▽

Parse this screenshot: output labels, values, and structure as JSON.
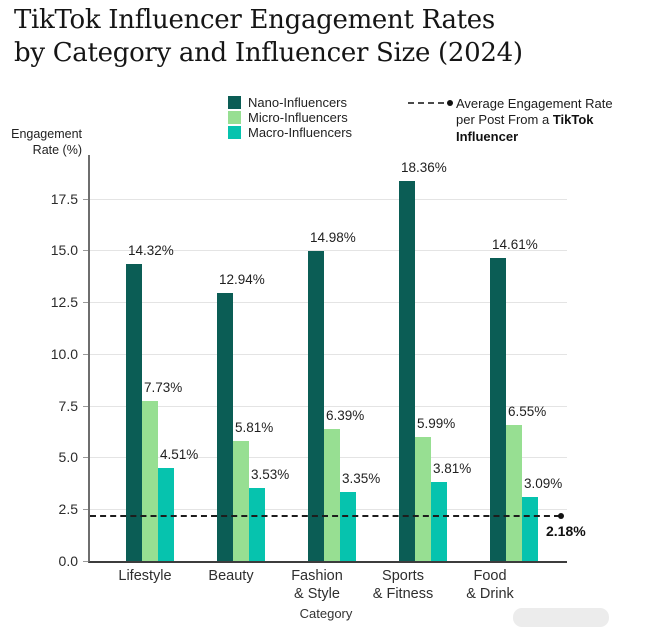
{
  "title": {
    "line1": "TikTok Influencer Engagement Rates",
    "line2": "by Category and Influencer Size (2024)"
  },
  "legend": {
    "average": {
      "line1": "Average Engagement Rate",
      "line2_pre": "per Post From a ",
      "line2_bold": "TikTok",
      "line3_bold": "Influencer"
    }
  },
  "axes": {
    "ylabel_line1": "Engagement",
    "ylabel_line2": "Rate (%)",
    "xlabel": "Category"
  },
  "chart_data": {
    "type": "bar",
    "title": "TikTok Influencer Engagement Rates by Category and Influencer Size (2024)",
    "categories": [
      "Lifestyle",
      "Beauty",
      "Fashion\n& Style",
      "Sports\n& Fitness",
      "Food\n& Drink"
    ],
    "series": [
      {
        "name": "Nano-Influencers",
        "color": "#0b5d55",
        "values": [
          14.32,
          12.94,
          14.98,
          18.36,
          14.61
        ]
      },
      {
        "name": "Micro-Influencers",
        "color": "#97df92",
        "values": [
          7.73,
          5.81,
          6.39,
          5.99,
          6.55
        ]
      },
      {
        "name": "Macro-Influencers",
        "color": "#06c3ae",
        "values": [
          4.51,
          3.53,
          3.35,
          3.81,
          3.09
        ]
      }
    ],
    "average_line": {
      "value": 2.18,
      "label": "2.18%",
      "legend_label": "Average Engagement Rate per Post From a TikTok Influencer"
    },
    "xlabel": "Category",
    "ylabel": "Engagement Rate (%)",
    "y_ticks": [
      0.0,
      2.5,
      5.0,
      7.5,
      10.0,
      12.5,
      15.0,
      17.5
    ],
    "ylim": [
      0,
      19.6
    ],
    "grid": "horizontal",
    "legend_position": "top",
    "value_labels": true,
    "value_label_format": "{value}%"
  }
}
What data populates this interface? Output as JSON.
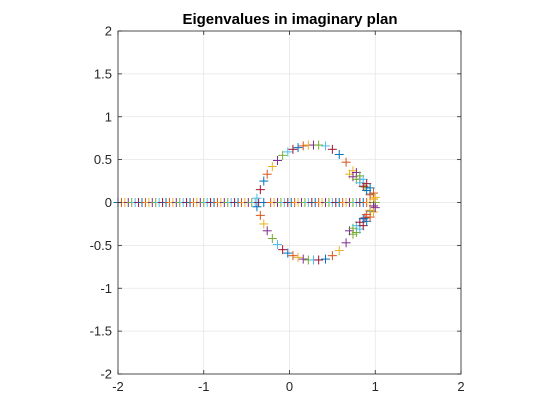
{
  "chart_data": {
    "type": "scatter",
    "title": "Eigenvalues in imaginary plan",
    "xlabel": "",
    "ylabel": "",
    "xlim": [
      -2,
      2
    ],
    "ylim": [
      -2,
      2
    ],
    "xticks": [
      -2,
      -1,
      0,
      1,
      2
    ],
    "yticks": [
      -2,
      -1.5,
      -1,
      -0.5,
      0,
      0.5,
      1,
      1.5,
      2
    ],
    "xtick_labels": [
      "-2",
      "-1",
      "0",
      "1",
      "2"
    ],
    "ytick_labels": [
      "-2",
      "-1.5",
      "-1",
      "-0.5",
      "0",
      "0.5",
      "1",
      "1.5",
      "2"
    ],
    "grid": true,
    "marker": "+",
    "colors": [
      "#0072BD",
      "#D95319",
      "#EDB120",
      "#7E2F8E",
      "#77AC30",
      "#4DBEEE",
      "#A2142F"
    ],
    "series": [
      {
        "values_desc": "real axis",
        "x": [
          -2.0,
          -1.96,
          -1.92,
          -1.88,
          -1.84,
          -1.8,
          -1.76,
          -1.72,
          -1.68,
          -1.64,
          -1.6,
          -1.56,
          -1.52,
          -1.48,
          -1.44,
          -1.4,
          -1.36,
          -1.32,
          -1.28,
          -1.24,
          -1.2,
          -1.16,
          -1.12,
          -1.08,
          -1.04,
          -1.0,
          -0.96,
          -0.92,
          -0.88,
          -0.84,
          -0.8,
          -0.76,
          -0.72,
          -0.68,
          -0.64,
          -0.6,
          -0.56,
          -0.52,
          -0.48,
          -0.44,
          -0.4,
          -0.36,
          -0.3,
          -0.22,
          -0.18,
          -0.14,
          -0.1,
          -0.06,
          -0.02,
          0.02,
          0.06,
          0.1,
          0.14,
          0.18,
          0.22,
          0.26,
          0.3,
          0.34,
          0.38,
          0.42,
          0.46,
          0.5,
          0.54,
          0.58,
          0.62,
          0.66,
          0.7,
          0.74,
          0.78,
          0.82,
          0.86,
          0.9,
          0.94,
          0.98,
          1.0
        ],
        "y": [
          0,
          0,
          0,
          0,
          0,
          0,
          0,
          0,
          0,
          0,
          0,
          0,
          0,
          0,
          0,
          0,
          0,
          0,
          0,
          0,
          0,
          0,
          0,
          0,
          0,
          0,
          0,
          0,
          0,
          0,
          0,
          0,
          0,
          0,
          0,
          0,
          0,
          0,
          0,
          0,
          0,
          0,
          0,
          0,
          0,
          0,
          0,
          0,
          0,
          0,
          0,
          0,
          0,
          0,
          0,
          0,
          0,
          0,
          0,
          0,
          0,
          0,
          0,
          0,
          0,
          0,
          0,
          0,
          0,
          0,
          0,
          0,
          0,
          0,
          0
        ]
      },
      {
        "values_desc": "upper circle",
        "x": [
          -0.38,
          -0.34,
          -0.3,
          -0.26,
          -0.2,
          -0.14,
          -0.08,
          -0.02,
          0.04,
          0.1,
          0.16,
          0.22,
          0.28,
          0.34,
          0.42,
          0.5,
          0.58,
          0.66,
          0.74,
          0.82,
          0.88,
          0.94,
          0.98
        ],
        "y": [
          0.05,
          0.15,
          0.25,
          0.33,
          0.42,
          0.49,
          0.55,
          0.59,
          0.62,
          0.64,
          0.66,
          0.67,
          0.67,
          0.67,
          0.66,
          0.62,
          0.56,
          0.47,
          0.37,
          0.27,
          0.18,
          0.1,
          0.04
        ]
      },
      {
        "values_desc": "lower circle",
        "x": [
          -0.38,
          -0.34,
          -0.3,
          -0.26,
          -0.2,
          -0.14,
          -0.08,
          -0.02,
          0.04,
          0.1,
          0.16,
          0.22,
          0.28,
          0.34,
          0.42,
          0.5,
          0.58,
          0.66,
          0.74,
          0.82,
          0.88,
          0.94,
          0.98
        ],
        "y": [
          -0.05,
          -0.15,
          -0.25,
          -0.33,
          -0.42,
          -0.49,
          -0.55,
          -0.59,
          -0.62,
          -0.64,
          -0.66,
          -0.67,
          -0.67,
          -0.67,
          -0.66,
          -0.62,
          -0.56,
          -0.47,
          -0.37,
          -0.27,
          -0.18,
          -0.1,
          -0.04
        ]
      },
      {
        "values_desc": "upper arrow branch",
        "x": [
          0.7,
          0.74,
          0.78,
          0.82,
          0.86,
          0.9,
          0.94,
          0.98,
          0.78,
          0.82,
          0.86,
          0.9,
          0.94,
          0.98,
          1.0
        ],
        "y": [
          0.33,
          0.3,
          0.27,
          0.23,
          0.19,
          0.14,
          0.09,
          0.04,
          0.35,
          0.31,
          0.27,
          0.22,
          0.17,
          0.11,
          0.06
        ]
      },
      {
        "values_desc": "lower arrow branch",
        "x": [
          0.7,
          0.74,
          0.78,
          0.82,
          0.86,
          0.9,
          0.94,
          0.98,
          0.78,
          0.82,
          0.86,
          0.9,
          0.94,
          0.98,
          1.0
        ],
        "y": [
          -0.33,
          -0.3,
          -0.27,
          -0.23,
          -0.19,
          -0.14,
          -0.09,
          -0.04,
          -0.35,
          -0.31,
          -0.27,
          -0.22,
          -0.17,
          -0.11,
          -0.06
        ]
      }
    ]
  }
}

△

WHAT IS EXPECTED:
Repeat the entries exactly and keep the pictures out of the copy.

OUTPUT BELOW:
Parse this screenshot: output labels, values, and structure as JSON.
{
  "title": {
    "line1": "TikTok Influencer Engagement Rates",
    "line2": "by Category and Influencer Size (2024)"
  },
  "legend": {
    "average": {
      "line1": "Average Engagement Rate",
      "line2_pre": "per Post From a ",
      "line2_bold": "TikTok",
      "line3_bold": "Influencer"
    }
  },
  "axes": {
    "ylabel_line1": "Engagement",
    "ylabel_line2": "Rate (%)",
    "xlabel": "Category"
  },
  "chart_data": {
    "type": "bar",
    "title": "TikTok Influencer Engagement Rates by Category and Influencer Size (2024)",
    "categories": [
      "Lifestyle",
      "Beauty",
      "Fashion\n& Style",
      "Sports\n& Fitness",
      "Food\n& Drink"
    ],
    "series": [
      {
        "name": "Nano-Influencers",
        "color": "#0b5d55",
        "values": [
          14.32,
          12.94,
          14.98,
          18.36,
          14.61
        ]
      },
      {
        "name": "Micro-Influencers",
        "color": "#97df92",
        "values": [
          7.73,
          5.81,
          6.39,
          5.99,
          6.55
        ]
      },
      {
        "name": "Macro-Influencers",
        "color": "#06c3ae",
        "values": [
          4.51,
          3.53,
          3.35,
          3.81,
          3.09
        ]
      }
    ],
    "average_line": {
      "value": 2.18,
      "label": "2.18%",
      "legend_label": "Average Engagement Rate per Post From a TikTok Influencer"
    },
    "xlabel": "Category",
    "ylabel": "Engagement Rate (%)",
    "y_ticks": [
      0.0,
      2.5,
      5.0,
      7.5,
      10.0,
      12.5,
      15.0,
      17.5
    ],
    "ylim": [
      0,
      19.6
    ],
    "grid": "horizontal",
    "legend_position": "top",
    "value_labels": true,
    "value_label_format": "{value}%"
  }
}
What data populates this interface? Output as JSON.
{
  "chart_data": {
    "type": "scatter",
    "title": "Eigenvalues in imaginary plan",
    "xlabel": "",
    "ylabel": "",
    "xlim": [
      -2,
      2
    ],
    "ylim": [
      -2,
      2
    ],
    "xticks": [
      -2,
      -1,
      0,
      1,
      2
    ],
    "yticks": [
      -2,
      -1.5,
      -1,
      -0.5,
      0,
      0.5,
      1,
      1.5,
      2
    ],
    "xtick_labels": [
      "-2",
      "-1",
      "0",
      "1",
      "2"
    ],
    "ytick_labels": [
      "-2",
      "-1.5",
      "-1",
      "-0.5",
      "0",
      "0.5",
      "1",
      "1.5",
      "2"
    ],
    "grid": true,
    "marker": "+",
    "colors": [
      "#0072BD",
      "#D95319",
      "#EDB120",
      "#7E2F8E",
      "#77AC30",
      "#4DBEEE",
      "#A2142F"
    ],
    "series": [
      {
        "values_desc": "real axis",
        "x": [
          -2.0,
          -1.96,
          -1.92,
          -1.88,
          -1.84,
          -1.8,
          -1.76,
          -1.72,
          -1.68,
          -1.64,
          -1.6,
          -1.56,
          -1.52,
          -1.48,
          -1.44,
          -1.4,
          -1.36,
          -1.32,
          -1.28,
          -1.24,
          -1.2,
          -1.16,
          -1.12,
          -1.08,
          -1.04,
          -1.0,
          -0.96,
          -0.92,
          -0.88,
          -0.84,
          -0.8,
          -0.76,
          -0.72,
          -0.68,
          -0.64,
          -0.6,
          -0.56,
          -0.52,
          -0.48,
          -0.44,
          -0.4,
          -0.36,
          -0.3,
          -0.22,
          -0.18,
          -0.14,
          -0.1,
          -0.06,
          -0.02,
          0.02,
          0.06,
          0.1,
          0.14,
          0.18,
          0.22,
          0.26,
          0.3,
          0.34,
          0.38,
          0.42,
          0.46,
          0.5,
          0.54,
          0.58,
          0.62,
          0.66,
          0.7,
          0.74,
          0.78,
          0.82,
          0.86,
          0.9,
          0.94,
          0.98,
          1.0
        ],
        "y": [
          0,
          0,
          0,
          0,
          0,
          0,
          0,
          0,
          0,
          0,
          0,
          0,
          0,
          0,
          0,
          0,
          0,
          0,
          0,
          0,
          0,
          0,
          0,
          0,
          0,
          0,
          0,
          0,
          0,
          0,
          0,
          0,
          0,
          0,
          0,
          0,
          0,
          0,
          0,
          0,
          0,
          0,
          0,
          0,
          0,
          0,
          0,
          0,
          0,
          0,
          0,
          0,
          0,
          0,
          0,
          0,
          0,
          0,
          0,
          0,
          0,
          0,
          0,
          0,
          0,
          0,
          0,
          0,
          0,
          0,
          0,
          0,
          0,
          0,
          0
        ]
      },
      {
        "values_desc": "upper circle",
        "x": [
          -0.38,
          -0.34,
          -0.3,
          -0.26,
          -0.2,
          -0.14,
          -0.08,
          -0.02,
          0.04,
          0.1,
          0.16,
          0.22,
          0.28,
          0.34,
          0.42,
          0.5,
          0.58,
          0.66,
          0.74,
          0.82,
          0.88,
          0.94,
          0.98
        ],
        "y": [
          0.05,
          0.15,
          0.25,
          0.33,
          0.42,
          0.49,
          0.55,
          0.59,
          0.62,
          0.64,
          0.66,
          0.67,
          0.67,
          0.67,
          0.66,
          0.62,
          0.56,
          0.47,
          0.37,
          0.27,
          0.18,
          0.1,
          0.04
        ]
      },
      {
        "values_desc": "lower circle",
        "x": [
          -0.38,
          -0.34,
          -0.3,
          -0.26,
          -0.2,
          -0.14,
          -0.08,
          -0.02,
          0.04,
          0.1,
          0.16,
          0.22,
          0.28,
          0.34,
          0.42,
          0.5,
          0.58,
          0.66,
          0.74,
          0.82,
          0.88,
          0.94,
          0.98
        ],
        "y": [
          -0.05,
          -0.15,
          -0.25,
          -0.33,
          -0.42,
          -0.49,
          -0.55,
          -0.59,
          -0.62,
          -0.64,
          -0.66,
          -0.67,
          -0.67,
          -0.67,
          -0.66,
          -0.62,
          -0.56,
          -0.47,
          -0.37,
          -0.27,
          -0.18,
          -0.1,
          -0.04
        ]
      },
      {
        "values_desc": "upper arrow branch",
        "x": [
          0.7,
          0.74,
          0.78,
          0.82,
          0.86,
          0.9,
          0.94,
          0.98,
          0.78,
          0.82,
          0.86,
          0.9,
          0.94,
          0.98,
          1.0
        ],
        "y": [
          0.33,
          0.3,
          0.27,
          0.23,
          0.19,
          0.14,
          0.09,
          0.04,
          0.35,
          0.31,
          0.27,
          0.22,
          0.17,
          0.11,
          0.06
        ]
      },
      {
        "values_desc": "lower arrow branch",
        "x": [
          0.7,
          0.74,
          0.78,
          0.82,
          0.86,
          0.9,
          0.94,
          0.98,
          0.78,
          0.82,
          0.86,
          0.9,
          0.94,
          0.98,
          1.0
        ],
        "y": [
          -0.33,
          -0.3,
          -0.27,
          -0.23,
          -0.19,
          -0.14,
          -0.09,
          -0.04,
          -0.35,
          -0.31,
          -0.27,
          -0.22,
          -0.17,
          -0.11,
          -0.06
        ]
      }
    ]
  }
}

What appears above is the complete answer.